▶ _Task directions_
Write out all of the data without omission, exactly as shown.

▶ _The data_
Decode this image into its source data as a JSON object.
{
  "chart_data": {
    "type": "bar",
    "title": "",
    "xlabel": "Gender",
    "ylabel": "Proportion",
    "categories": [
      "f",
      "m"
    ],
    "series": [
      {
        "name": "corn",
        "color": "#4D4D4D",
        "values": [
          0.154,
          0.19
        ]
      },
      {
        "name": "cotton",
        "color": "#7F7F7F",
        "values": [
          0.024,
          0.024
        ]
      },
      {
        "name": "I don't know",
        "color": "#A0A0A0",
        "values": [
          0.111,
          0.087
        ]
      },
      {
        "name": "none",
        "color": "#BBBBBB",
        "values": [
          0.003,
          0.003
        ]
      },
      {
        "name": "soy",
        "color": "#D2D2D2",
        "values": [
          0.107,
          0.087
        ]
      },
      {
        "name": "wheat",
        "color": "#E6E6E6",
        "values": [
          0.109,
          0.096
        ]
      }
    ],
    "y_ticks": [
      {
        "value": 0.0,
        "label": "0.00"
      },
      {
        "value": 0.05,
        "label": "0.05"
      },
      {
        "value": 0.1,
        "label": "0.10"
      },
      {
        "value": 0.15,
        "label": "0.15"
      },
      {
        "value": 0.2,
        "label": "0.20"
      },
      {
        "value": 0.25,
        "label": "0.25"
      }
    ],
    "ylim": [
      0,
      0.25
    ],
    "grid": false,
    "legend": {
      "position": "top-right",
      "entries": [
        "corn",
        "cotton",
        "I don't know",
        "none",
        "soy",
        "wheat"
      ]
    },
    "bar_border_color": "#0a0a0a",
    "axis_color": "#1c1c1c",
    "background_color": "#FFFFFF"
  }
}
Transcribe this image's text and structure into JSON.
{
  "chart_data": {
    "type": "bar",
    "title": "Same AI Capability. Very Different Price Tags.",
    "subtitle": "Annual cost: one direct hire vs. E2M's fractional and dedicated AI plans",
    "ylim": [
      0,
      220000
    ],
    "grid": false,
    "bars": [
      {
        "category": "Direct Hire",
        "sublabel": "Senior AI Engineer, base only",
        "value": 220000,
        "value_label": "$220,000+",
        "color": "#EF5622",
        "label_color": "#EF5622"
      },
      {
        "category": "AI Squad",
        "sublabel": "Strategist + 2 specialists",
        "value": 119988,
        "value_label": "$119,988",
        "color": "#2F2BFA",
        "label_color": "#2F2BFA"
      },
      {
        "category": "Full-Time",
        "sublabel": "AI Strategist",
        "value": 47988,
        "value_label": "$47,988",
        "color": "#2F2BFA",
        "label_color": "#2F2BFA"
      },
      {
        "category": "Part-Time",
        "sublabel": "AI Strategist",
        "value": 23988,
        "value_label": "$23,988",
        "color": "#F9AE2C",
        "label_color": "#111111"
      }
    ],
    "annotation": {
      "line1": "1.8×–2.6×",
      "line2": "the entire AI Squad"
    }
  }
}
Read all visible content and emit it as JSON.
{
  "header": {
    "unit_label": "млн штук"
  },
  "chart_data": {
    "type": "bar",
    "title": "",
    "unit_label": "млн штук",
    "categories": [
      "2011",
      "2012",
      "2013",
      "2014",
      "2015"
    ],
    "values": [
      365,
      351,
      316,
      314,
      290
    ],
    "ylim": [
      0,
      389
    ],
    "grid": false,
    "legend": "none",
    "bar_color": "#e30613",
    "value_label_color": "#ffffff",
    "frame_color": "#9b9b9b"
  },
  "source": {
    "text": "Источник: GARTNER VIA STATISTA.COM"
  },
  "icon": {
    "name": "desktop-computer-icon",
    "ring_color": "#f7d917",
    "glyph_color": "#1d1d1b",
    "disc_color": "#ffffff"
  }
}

▶ _Result_
Decode this image into its source data as a JSON object.
{
  "chart_data": {
    "type": "bar",
    "title": "",
    "xlabel": "Gender",
    "ylabel": "Proportion",
    "categories": [
      "f",
      "m"
    ],
    "series": [
      {
        "name": "corn",
        "color": "#4D4D4D",
        "values": [
          0.154,
          0.19
        ]
      },
      {
        "name": "cotton",
        "color": "#7F7F7F",
        "values": [
          0.024,
          0.024
        ]
      },
      {
        "name": "I don't know",
        "color": "#A0A0A0",
        "values": [
          0.111,
          0.087
        ]
      },
      {
        "name": "none",
        "color": "#BBBBBB",
        "values": [
          0.003,
          0.003
        ]
      },
      {
        "name": "soy",
        "color": "#D2D2D2",
        "values": [
          0.107,
          0.087
        ]
      },
      {
        "name": "wheat",
        "color": "#E6E6E6",
        "values": [
          0.109,
          0.096
        ]
      }
    ],
    "y_ticks": [
      {
        "value": 0.0,
        "label": "0.00"
      },
      {
        "value": 0.05,
        "label": "0.05"
      },
      {
        "value": 0.1,
        "label": "0.10"
      },
      {
        "value": 0.15,
        "label": "0.15"
      },
      {
        "value": 0.2,
        "label": "0.20"
      },
      {
        "value": 0.25,
        "label": "0.25"
      }
    ],
    "ylim": [
      0,
      0.25
    ],
    "grid": false,
    "legend": {
      "position": "top-right",
      "entries": [
        "corn",
        "cotton",
        "I don't know",
        "none",
        "soy",
        "wheat"
      ]
    },
    "bar_border_color": "#0a0a0a",
    "axis_color": "#1c1c1c",
    "background_color": "#FFFFFF"
  }
}
Transcribe this image's text and structure into JSON.
{
  "chart_data": {
    "type": "bar",
    "title": "Same AI Capability. Very Different Price Tags.",
    "subtitle": "Annual cost: one direct hire vs. E2M's fractional and dedicated AI plans",
    "ylim": [
      0,
      220000
    ],
    "grid": false,
    "bars": [
      {
        "category": "Direct Hire",
        "sublabel": "Senior AI Engineer, base only",
        "value": 220000,
        "value_label": "$220,000+",
        "color": "#EF5622",
        "label_color": "#EF5622"
      },
      {
        "category": "AI Squad",
        "sublabel": "Strategist + 2 specialists",
        "value": 119988,
        "value_label": "$119,988",
        "color": "#2F2BFA",
        "label_color": "#2F2BFA"
      },
      {
        "category": "Full-Time",
        "sublabel": "AI Strategist",
        "value": 47988,
        "value_label": "$47,988",
        "color": "#2F2BFA",
        "label_color": "#2F2BFA"
      },
      {
        "category": "Part-Time",
        "sublabel": "AI Strategist",
        "value": 23988,
        "value_label": "$23,988",
        "color": "#F9AE2C",
        "label_color": "#111111"
      }
    ],
    "annotation": {
      "line1": "1.8×–2.6×",
      "line2": "the entire AI Squad"
    }
  }
}
Read all visible content and emit it as JSON.
{
  "header": {
    "unit_label": "млн штук"
  },
  "chart_data": {
    "type": "bar",
    "title": "",
    "unit_label": "млн штук",
    "categories": [
      "2011",
      "2012",
      "2013",
      "2014",
      "2015"
    ],
    "values": [
      365,
      351,
      316,
      314,
      290
    ],
    "ylim": [
      0,
      389
    ],
    "grid": false,
    "legend": "none",
    "bar_color": "#e30613",
    "value_label_color": "#ffffff",
    "frame_color": "#9b9b9b"
  },
  "source": {
    "text": "Источник: GARTNER VIA STATISTA.COM"
  },
  "icon": {
    "name": "desktop-computer-icon",
    "ring_color": "#f7d917",
    "glyph_color": "#1d1d1b",
    "disc_color": "#ffffff"
  }
}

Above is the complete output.